→ **Problem to work on**
Each line of the material below should be reproduced exactly.

Start

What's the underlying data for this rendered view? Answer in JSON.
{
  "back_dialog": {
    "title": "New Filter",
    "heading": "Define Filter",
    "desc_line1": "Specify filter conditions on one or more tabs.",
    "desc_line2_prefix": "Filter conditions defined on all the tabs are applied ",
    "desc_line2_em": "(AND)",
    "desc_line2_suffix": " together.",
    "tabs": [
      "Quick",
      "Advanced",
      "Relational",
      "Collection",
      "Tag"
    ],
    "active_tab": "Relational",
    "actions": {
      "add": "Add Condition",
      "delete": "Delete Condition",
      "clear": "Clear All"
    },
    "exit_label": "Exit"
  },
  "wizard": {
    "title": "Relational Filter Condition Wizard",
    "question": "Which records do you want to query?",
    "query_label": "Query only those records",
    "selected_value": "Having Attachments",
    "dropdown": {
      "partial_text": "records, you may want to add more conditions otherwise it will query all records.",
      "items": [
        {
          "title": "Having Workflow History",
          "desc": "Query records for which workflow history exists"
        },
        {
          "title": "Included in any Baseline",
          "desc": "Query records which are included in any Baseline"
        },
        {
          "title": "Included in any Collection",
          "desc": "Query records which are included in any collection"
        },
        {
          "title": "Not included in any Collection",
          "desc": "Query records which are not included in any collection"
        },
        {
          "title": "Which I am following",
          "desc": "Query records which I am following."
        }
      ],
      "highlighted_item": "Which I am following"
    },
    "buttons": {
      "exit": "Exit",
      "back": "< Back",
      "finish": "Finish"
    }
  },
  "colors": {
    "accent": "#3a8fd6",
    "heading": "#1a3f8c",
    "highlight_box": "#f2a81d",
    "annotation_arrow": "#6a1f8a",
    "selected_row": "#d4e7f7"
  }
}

End

→ **Reply to the exercise**
What's the underlying data for this rendered view? Answer in JSON.
{
  "back_dialog": {
    "title": "New Filter",
    "heading": "Define Filter",
    "desc_line1": "Specify filter conditions on one or more tabs.",
    "desc_line2_prefix": "Filter conditions defined on all the tabs are applied ",
    "desc_line2_em": "(AND)",
    "desc_line2_suffix": " together.",
    "tabs": [
      "Quick",
      "Advanced",
      "Relational",
      "Collection",
      "Tag"
    ],
    "active_tab": "Relational",
    "actions": {
      "add": "Add Condition",
      "delete": "Delete Condition",
      "clear": "Clear All"
    },
    "exit_label": "Exit"
  },
  "wizard": {
    "title": "Relational Filter Condition Wizard",
    "question": "Which records do you want to query?",
    "query_label": "Query only those records",
    "selected_value": "Having Attachments",
    "dropdown": {
      "partial_text": "records, you may want to add more conditions otherwise it will query all records.",
      "items": [
        {
          "title": "Having Workflow History",
          "desc": "Query records for which workflow history exists"
        },
        {
          "title": "Included in any Baseline",
          "desc": "Query records which are included in any Baseline"
        },
        {
          "title": "Included in any Collection",
          "desc": "Query records which are included in any collection"
        },
        {
          "title": "Not included in any Collection",
          "desc": "Query records which are not included in any collection"
        },
        {
          "title": "Which I am following",
          "desc": "Query records which I am following."
        }
      ],
      "highlighted_item": "Which I am following"
    },
    "buttons": {
      "exit": "Exit",
      "back": "< Back",
      "finish": "Finish"
    }
  },
  "colors": {
    "accent": "#3a8fd6",
    "heading": "#1a3f8c",
    "highlight_box": "#f2a81d",
    "annotation_arrow": "#6a1f8a",
    "selected_row": "#d4e7f7"
  }
}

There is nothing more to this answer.